Daftar Tugas:
1: Terjemahkan kalimat berikut dari kutipan tentang kemacetan Jakarta ke dalam bahasa Inggris: "Pola urbanisasi yang sangat tidak terkontrol dan pola pertumbuhan penduduk yang sulit dikendalikan menjadikan Jakarta kian hari kian sesak."
2: Menurut kutipan tentang kemacetan Jakarta, mengapa banyak masyarakat berbondong-bondong datang dan menetap di Jakarta? Jelaskan dalam satu sampai tiga kalimat.
3: Tuliskan kembali tanpa perubahan bagian kutipan tentang kemacetan Jakarta dari "Berbicara tentang kemacetan di Jakarta sebagai" sampai "kemacetan di jakarta.".

Kutipan Pilihan:
Selasa, 18 September 2012

Berbicara Tentang Kemacetan di Jakarta

Berbicara tentang kemacetan di Jakarta sebagai megapolitannya Republik Indonesia mungkin bukanlah merupakan hal yang baru di telinga kita bahkan saya sendiri tidak habis pikir sampai kapan orang akan terus membicarakan mengenai permasalahan khas yang satu ini. Jakarta yang merupakan magnit bagi banyak masyarakat untuk mengadu nasib dalam mencari nafkah atau rizki sudah merupakan alasan yang sangat kuat tingginya jumlah penduduk di kota yang disebut daerah khusus ibukota ini yang kemudian secara tidak langsung akan membuat Jakarta kian padat dan sesak. Oleh karena itu dalam tulisan kali ini saya hendak mencoba berbicara atau sekedar ebrpendpat tentang faktor faktor yang memiliki sumbangsih terhadap kemacetan di jakarta.

POPULASI DAN JUMLAH KENDARAAN
Tidak dapat dipungkiri, jumlah populasi merupakan faktor yang sangat signifikan dalam menentukan kepadatan penduduk dalam suatu wilayah. Oleh karena Jakarta dianggap oleh sebagian besar masyarakat merupakan kota yang memiliki siklus perekonomian yang tinggi dan memiliki imbalan janji atas penghasilan yang lebih apabila dibandingkan dengan daerah lain, maka banyak kemudian masyarakat yang berbondong-nondong datang dan menetap di Jakarta. Pola urbanisasi yang sangat tidak terkontrol dan pola pertumbuhan penduduk yang sulit dikendalikan menjadikan Jakarta kian hari kian sesak. Berdasarkan data dari Badan Pusat Statistik Provinsi Jakarta, pada tahun 2011 dengan luas Provinsi D.K.I Jakarta sebesar 661,52 km² jumlah penduduk di Jakarta mencapai angka 10.187.595 jiwa sumber: http://jakarta.bps.go.id/flip/jda2012/index.html
Dapat kita lihat fenomena pada saat angkutan-angkutan transportasi dari luar Jakarta datang ke Jakarta pasti akan memunculkan wajah-wajah baru yang dipastikan akan menjadi penduduk di Jakarta. Dengan jumlah populasi yang kian membesar maka otomatis faktor-faktor yang lain seperti perumahan, alat transportasi akan meningkat. Kalau digambarkan dalam bentuk garis maka hubungan antara populasi dan perumahan serta alat transportasi adalah berbanding lurus. Dengan peningkatan tersebut tentu saja kian banyak moda transportasi (pribadi) yang bermunculan di Jakarta.

Rangkaian daftar:

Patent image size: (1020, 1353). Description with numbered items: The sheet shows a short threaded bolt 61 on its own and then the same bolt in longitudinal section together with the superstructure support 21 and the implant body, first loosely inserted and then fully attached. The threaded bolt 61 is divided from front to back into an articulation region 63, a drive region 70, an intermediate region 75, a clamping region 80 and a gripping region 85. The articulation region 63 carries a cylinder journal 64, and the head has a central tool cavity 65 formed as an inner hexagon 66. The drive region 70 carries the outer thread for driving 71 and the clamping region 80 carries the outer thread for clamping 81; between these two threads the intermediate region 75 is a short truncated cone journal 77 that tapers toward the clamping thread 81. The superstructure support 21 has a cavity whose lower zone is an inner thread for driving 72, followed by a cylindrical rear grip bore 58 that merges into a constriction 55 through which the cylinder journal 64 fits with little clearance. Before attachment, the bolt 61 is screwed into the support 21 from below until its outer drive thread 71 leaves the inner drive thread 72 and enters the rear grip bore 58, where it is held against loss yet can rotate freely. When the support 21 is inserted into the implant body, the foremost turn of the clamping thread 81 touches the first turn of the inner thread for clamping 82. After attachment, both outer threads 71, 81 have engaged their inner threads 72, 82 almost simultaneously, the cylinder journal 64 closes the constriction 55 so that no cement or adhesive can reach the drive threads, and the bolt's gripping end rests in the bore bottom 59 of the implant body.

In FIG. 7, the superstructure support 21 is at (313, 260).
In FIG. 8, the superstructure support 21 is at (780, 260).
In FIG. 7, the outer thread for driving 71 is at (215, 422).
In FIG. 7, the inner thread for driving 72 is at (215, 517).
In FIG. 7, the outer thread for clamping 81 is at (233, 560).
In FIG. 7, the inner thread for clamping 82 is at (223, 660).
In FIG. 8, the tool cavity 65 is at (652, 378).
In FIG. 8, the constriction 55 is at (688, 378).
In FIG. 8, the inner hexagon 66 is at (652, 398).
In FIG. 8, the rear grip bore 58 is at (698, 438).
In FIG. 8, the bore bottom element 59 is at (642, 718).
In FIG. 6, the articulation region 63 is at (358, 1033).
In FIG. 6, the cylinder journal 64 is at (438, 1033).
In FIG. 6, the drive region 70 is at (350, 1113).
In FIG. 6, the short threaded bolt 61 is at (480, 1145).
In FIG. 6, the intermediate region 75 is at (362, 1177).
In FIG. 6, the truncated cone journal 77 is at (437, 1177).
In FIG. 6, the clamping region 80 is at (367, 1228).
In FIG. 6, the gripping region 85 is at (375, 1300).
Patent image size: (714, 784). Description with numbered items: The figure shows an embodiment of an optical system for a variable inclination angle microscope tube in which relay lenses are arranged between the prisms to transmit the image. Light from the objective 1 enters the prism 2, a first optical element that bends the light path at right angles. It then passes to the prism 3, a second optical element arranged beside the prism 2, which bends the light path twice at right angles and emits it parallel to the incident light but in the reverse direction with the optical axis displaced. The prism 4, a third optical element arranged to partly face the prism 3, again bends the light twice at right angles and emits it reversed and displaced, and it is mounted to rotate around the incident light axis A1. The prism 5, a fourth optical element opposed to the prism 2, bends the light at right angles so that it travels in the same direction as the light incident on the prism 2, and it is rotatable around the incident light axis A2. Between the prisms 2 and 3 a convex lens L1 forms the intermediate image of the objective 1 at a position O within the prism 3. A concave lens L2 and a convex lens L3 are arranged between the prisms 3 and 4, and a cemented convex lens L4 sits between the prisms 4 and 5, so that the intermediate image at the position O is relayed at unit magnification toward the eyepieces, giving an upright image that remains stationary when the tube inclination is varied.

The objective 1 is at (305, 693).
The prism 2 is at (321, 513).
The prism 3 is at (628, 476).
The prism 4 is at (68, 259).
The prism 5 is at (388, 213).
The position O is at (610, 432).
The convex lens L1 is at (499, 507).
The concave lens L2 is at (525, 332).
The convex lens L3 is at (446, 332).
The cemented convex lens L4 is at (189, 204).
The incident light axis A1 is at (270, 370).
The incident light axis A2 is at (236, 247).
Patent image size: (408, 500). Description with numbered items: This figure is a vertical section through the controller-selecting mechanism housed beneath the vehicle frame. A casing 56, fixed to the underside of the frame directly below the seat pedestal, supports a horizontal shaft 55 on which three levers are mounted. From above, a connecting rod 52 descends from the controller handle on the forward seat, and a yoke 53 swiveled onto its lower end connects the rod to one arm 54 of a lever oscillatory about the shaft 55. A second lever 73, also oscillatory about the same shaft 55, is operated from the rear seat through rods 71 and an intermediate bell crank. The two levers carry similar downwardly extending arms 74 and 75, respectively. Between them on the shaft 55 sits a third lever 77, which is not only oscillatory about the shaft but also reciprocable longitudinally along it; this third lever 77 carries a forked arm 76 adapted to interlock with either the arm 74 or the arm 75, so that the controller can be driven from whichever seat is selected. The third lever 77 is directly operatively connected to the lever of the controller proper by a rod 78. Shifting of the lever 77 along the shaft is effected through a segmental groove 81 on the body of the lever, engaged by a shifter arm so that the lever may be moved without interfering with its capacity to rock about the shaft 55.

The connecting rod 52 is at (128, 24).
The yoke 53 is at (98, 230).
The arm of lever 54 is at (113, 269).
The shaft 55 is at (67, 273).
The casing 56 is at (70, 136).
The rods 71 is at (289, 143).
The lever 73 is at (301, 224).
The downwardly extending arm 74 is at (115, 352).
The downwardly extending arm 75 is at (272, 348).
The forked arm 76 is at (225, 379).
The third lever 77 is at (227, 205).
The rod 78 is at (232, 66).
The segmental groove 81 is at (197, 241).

Hasil Latihan:
1: The highly uncontrolled pattern of urbanization and the hard-to-control pattern of population growth make Jakarta more and more crowded day by day.

2: Sebagian besar masyarakat menganggap Jakarta sebagai kota dengan siklus perekonomian yang tinggi. Kota ini juga dipandang menjanjikan penghasilan yang lebih besar dibandingkan daerah lain, sehingga banyak orang datang dan menetap di sana.

3:
Berbicara tentang kemacetan di Jakarta sebagai megapolitannya Republik Indonesia mungkin bukanlah merupakan hal yang baru di telinga kita bahkan saya sendiri tidak habis pikir sampai kapan orang akan terus membicarakan mengenai permasalahan khas yang satu ini. Jakarta yang merupakan magnit bagi banyak masyarakat untuk mengadu nasib dalam mencari nafkah atau rizki sudah merupakan alasan yang sangat kuat tingginya jumlah penduduk di kota yang disebut daerah khusus ibukota ini yang kemudian secara tidak langsung akan membuat Jakarta kian padat dan sesak. Oleh karena itu dalam tulisan kali ini saya hendak mencoba berbicara atau sekedar ebrpendpat tentang faktor faktor yang memiliki sumbangsih terhadap kemacetan di jakarta.